**TASK STATEMENT**
Reproduce all of the records exactly.

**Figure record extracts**
= = = = =
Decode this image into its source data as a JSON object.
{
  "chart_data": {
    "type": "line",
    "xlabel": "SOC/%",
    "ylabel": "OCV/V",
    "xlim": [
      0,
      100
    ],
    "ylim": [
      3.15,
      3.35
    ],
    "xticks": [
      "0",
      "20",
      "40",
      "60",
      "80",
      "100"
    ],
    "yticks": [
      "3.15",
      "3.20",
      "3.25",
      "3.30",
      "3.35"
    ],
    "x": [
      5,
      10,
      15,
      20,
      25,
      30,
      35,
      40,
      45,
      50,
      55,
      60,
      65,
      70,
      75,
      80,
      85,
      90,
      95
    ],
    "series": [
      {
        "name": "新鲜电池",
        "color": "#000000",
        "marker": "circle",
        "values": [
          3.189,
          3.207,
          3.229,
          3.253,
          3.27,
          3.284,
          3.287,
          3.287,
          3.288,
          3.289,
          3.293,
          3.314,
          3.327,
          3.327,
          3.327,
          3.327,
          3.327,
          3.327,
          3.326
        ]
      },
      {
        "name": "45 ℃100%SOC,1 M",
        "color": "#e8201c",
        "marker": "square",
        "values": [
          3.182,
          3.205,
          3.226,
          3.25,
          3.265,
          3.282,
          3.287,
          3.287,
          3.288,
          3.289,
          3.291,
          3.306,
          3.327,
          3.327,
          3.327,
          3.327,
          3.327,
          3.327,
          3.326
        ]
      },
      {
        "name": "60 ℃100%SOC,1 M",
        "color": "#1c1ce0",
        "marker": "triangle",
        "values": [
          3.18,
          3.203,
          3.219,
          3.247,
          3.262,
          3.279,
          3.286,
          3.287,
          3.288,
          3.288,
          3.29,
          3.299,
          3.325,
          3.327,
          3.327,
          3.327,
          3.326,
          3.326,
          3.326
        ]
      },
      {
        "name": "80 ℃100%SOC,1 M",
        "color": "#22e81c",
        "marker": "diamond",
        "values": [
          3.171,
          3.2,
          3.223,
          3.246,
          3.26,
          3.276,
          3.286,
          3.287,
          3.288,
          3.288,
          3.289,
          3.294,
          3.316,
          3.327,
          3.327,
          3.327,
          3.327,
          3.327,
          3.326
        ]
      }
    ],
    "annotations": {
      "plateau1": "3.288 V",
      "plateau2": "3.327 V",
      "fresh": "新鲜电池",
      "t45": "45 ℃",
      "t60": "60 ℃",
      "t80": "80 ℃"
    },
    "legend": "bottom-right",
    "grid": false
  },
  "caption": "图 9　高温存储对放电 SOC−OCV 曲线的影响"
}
= = = = =
**THE RESULT**
Decode this image into its source data as a JSON object.
{
  "chart_data": {
    "type": "line",
    "xlabel": "SOC/%",
    "ylabel": "OCV/V",
    "xlim": [
      0,
      100
    ],
    "ylim": [
      3.15,
      3.35
    ],
    "xticks": [
      "0",
      "20",
      "40",
      "60",
      "80",
      "100"
    ],
    "yticks": [
      "3.15",
      "3.20",
      "3.25",
      "3.30",
      "3.35"
    ],
    "x": [
      5,
      10,
      15,
      20,
      25,
      30,
      35,
      40,
      45,
      50,
      55,
      60,
      65,
      70,
      75,
      80,
      85,
      90,
      95
    ],
    "series": [
      {
        "name": "新鲜电池",
        "color": "#000000",
        "marker": "circle",
        "values": [
          3.189,
          3.207,
          3.229,
          3.253,
          3.27,
          3.284,
          3.287,
          3.287,
          3.288,
          3.289,
          3.293,
          3.314,
          3.327,
          3.327,
          3.327,
          3.327,
          3.327,
          3.327,
          3.326
        ]
      },
      {
        "name": "45 ℃100%SOC,1 M",
        "color": "#e8201c",
        "marker": "square",
        "values": [
          3.182,
          3.205,
          3.226,
          3.25,
          3.265,
          3.282,
          3.287,
          3.287,
          3.288,
          3.289,
          3.291,
          3.306,
          3.327,
          3.327,
          3.327,
          3.327,
          3.327,
          3.327,
          3.326
        ]
      },
      {
        "name": "60 ℃100%SOC,1 M",
        "color": "#1c1ce0",
        "marker": "triangle",
        "values": [
          3.18,
          3.203,
          3.219,
          3.247,
          3.262,
          3.279,
          3.286,
          3.287,
          3.288,
          3.288,
          3.29,
          3.299,
          3.325,
          3.327,
          3.327,
          3.327,
          3.326,
          3.326,
          3.326
        ]
      },
      {
        "name": "80 ℃100%SOC,1 M",
        "color": "#22e81c",
        "marker": "diamond",
        "values": [
          3.171,
          3.2,
          3.223,
          3.246,
          3.26,
          3.276,
          3.286,
          3.287,
          3.288,
          3.288,
          3.289,
          3.294,
          3.316,
          3.327,
          3.327,
          3.327,
          3.327,
          3.327,
          3.326
        ]
      }
    ],
    "annotations": {
      "plateau1": "3.288 V",
      "plateau2": "3.327 V",
      "fresh": "新鲜电池",
      "t45": "45 ℃",
      "t60": "60 ℃",
      "t80": "80 ℃"
    },
    "legend": "bottom-right",
    "grid": false
  },
  "caption": "图 9　高温存储对放电 SOC−OCV 曲线的影响"
}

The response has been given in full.